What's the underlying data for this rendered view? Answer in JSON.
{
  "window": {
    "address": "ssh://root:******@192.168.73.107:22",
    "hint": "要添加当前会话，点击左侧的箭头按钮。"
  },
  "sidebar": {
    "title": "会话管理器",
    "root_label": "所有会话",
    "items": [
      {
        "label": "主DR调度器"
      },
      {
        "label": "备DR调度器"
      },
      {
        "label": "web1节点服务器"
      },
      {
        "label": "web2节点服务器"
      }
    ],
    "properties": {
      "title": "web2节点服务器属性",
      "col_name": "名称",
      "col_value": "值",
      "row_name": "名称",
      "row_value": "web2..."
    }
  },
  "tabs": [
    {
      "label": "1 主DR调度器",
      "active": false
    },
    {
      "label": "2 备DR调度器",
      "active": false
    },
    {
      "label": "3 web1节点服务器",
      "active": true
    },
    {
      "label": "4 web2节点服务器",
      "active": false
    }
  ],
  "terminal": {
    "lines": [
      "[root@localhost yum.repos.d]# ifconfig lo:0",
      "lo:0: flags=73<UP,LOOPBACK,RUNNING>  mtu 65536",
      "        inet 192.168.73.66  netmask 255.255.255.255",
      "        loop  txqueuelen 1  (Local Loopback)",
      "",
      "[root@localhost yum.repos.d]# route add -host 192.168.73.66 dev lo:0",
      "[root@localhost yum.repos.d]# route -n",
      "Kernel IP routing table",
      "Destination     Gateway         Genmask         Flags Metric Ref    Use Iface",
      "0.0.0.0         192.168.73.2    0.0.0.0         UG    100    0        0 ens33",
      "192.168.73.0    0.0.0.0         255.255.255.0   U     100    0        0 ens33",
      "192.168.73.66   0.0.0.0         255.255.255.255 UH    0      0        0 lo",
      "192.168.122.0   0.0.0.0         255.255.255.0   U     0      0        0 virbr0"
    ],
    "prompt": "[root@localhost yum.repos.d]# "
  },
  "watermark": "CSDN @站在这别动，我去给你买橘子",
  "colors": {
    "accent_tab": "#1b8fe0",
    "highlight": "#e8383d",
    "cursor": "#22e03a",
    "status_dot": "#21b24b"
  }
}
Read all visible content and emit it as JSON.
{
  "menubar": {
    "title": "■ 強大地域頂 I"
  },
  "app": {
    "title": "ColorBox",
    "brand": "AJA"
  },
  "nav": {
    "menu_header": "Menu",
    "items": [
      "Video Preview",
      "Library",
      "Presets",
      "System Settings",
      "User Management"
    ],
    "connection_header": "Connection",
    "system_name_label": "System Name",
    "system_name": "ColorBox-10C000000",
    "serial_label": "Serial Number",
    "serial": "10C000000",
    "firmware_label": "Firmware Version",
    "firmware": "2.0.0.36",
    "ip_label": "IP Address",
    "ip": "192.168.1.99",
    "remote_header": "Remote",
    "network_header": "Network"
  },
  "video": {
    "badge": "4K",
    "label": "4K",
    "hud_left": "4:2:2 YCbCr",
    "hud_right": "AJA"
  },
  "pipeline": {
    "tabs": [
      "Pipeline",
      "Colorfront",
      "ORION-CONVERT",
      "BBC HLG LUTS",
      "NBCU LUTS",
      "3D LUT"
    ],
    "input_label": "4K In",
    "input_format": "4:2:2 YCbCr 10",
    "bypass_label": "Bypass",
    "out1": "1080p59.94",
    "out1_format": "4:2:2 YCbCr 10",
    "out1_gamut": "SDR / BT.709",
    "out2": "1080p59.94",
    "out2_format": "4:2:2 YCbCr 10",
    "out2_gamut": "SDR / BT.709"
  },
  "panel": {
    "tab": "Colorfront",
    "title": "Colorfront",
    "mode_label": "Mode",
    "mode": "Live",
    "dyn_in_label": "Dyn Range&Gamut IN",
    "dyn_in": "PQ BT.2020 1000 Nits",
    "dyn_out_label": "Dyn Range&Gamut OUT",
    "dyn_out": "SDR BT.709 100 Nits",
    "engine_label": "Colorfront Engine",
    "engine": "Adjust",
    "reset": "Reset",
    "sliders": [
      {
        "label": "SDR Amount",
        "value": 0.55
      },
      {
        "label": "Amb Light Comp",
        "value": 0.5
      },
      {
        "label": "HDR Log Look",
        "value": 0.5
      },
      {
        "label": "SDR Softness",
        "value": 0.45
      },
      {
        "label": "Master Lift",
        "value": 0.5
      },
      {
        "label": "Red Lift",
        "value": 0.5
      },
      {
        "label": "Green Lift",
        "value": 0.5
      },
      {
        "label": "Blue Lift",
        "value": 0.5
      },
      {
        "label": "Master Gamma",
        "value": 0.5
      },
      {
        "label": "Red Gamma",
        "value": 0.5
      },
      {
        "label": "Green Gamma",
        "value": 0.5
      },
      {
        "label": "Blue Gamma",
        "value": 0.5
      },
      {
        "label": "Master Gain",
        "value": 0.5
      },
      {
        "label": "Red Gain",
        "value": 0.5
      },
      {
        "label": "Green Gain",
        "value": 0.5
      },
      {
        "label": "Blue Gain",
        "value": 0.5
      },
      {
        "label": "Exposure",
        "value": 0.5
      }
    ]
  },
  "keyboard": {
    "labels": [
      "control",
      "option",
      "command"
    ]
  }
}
::::::
Would you write down every record again, exactly?

What's the underlying data for this rendered view? Answer in JSON.
{
  "window": {
    "address": "ssh://root:******@192.168.73.107:22",
    "hint": "要添加当前会话，点击左侧的箭头按钮。"
  },
  "sidebar": {
    "title": "会话管理器",
    "root_label": "所有会话",
    "items": [
      {
        "label": "主DR调度器"
      },
      {
        "label": "备DR调度器"
      },
      {
        "label": "web1节点服务器"
      },
      {
        "label": "web2节点服务器"
      }
    ],
    "properties": {
      "title": "web2节点服务器属性",
      "col_name": "名称",
      "col_value": "值",
      "row_name": "名称",
      "row_value": "web2..."
    }
  },
  "tabs": [
    {
      "label": "1 主DR调度器",
      "active": false
    },
    {
      "label": "2 备DR调度器",
      "active": false
    },
    {
      "label": "3 web1节点服务器",
      "active": true
    },
    {
      "label": "4 web2节点服务器",
      "active": false
    }
  ],
  "terminal": {
    "lines": [
      "[root@localhost yum.repos.d]# ifconfig lo:0",
      "lo:0: flags=73<UP,LOOPBACK,RUNNING>  mtu 65536",
      "        inet 192.168.73.66  netmask 255.255.255.255",
      "        loop  txqueuelen 1  (Local Loopback)",
      "",
      "[root@localhost yum.repos.d]# route add -host 192.168.73.66 dev lo:0",
      "[root@localhost yum.repos.d]# route -n",
      "Kernel IP routing table",
      "Destination     Gateway         Genmask         Flags Metric Ref    Use Iface",
      "0.0.0.0         192.168.73.2    0.0.0.0         UG    100    0        0 ens33",
      "192.168.73.0    0.0.0.0         255.255.255.0   U     100    0        0 ens33",
      "192.168.73.66   0.0.0.0         255.255.255.255 UH    0      0        0 lo",
      "192.168.122.0   0.0.0.0         255.255.255.0   U     0      0        0 virbr0"
    ],
    "prompt": "[root@localhost yum.repos.d]# "
  },
  "watermark": "CSDN @站在这别动，我去给你买橘子",
  "colors": {
    "accent_tab": "#1b8fe0",
    "highlight": "#e8383d",
    "cursor": "#22e03a",
    "status_dot": "#21b24b"
  }
}
Read all visible content and emit it as JSON.
{
  "menubar": {
    "title": "■ 強大地域頂 I"
  },
  "app": {
    "title": "ColorBox",
    "brand": "AJA"
  },
  "nav": {
    "menu_header": "Menu",
    "items": [
      "Video Preview",
      "Library",
      "Presets",
      "System Settings",
      "User Management"
    ],
    "connection_header": "Connection",
    "system_name_label": "System Name",
    "system_name": "ColorBox-10C000000",
    "serial_label": "Serial Number",
    "serial": "10C000000",
    "firmware_label": "Firmware Version",
    "firmware": "2.0.0.36",
    "ip_label": "IP Address",
    "ip": "192.168.1.99",
    "remote_header": "Remote",
    "network_header": "Network"
  },
  "video": {
    "badge": "4K",
    "label": "4K",
    "hud_left": "4:2:2 YCbCr",
    "hud_right": "AJA"
  },
  "pipeline": {
    "tabs": [
      "Pipeline",
      "Colorfront",
      "ORION-CONVERT",
      "BBC HLG LUTS",
      "NBCU LUTS",
      "3D LUT"
    ],
    "input_label": "4K In",
    "input_format": "4:2:2 YCbCr 10",
    "bypass_label": "Bypass",
    "out1": "1080p59.94",
    "out1_format": "4:2:2 YCbCr 10",
    "out1_gamut": "SDR / BT.709",
    "out2": "1080p59.94",
    "out2_format": "4:2:2 YCbCr 10",
    "out2_gamut": "SDR / BT.709"
  },
  "panel": {
    "tab": "Colorfront",
    "title": "Colorfront",
    "mode_label": "Mode",
    "mode": "Live",
    "dyn_in_label": "Dyn Range&Gamut IN",
    "dyn_in": "PQ BT.2020 1000 Nits",
    "dyn_out_label": "Dyn Range&Gamut OUT",
    "dyn_out": "SDR BT.709 100 Nits",
    "engine_label": "Colorfront Engine",
    "engine": "Adjust",
    "reset": "Reset",
    "sliders": [
      {
        "label": "SDR Amount",
        "value": 0.55
      },
      {
        "label": "Amb Light Comp",
        "value": 0.5
      },
      {
        "label": "HDR Log Look",
        "value": 0.5
      },
      {
        "label": "SDR Softness",
        "value": 0.45
      },
      {
        "label": "Master Lift",
        "value": 0.5
      },
      {
        "label": "Red Lift",
        "value": 0.5
      },
      {
        "label": "Green Lift",
        "value": 0.5
      },
      {
        "label": "Blue Lift",
        "value": 0.5
      },
      {
        "label": "Master Gamma",
        "value": 0.5
      },
      {
        "label": "Red Gamma",
        "value": 0.5
      },
      {
        "label": "Green Gamma",
        "value": 0.5
      },
      {
        "label": "Blue Gamma",
        "value": 0.5
      },
      {
        "label": "Master Gain",
        "value": 0.5
      },
      {
        "label": "Red Gain",
        "value": 0.5
      },
      {
        "label": "Green Gain",
        "value": 0.5
      },
      {
        "label": "Blue Gain",
        "value": 0.5
      },
      {
        "label": "Exposure",
        "value": 0.5
      }
    ]
  },
  "keyboard": {
    "labels": [
      "control",
      "option",
      "command"
    ]
  }
}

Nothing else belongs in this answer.